What to do → Using the listing below, select the lines with the word "above" and copy them.

^^^^

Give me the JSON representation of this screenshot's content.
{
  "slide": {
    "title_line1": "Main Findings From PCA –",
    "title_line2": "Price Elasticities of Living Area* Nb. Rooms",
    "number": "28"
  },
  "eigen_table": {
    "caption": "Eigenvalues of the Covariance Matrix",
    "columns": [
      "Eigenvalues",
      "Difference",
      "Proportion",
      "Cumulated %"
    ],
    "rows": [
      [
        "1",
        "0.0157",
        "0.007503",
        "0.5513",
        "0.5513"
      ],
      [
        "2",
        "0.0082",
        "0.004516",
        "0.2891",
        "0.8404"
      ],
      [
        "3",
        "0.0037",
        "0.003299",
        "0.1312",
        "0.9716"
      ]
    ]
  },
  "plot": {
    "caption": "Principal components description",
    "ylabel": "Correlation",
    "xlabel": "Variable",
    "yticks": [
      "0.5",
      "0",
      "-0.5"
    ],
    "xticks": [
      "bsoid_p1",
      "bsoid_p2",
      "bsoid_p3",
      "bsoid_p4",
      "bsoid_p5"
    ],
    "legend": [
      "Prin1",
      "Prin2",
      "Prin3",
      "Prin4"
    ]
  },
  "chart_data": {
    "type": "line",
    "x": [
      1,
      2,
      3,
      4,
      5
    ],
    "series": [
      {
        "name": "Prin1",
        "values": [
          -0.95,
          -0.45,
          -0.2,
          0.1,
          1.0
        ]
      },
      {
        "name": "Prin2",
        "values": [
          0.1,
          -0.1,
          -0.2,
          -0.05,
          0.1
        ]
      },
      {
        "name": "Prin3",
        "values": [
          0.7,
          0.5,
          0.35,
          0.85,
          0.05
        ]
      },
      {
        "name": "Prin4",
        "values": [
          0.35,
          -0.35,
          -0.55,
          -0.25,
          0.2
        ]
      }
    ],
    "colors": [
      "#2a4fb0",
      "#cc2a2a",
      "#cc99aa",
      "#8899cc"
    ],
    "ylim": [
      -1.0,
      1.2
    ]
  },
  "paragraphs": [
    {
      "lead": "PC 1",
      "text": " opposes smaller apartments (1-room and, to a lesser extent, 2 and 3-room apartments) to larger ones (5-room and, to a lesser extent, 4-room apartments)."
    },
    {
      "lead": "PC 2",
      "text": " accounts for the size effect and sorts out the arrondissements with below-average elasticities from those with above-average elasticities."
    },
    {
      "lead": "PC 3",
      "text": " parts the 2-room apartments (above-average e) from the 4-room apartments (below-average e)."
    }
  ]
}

^^^^

Result of this exercise →
      "text": " accounts for the size effect and sorts out the arrondissements with below-average elasticities from those with above-average elasticities."
      "text": " parts the 2-room apartments (above-average e) from the 4-room apartments (below-average e)."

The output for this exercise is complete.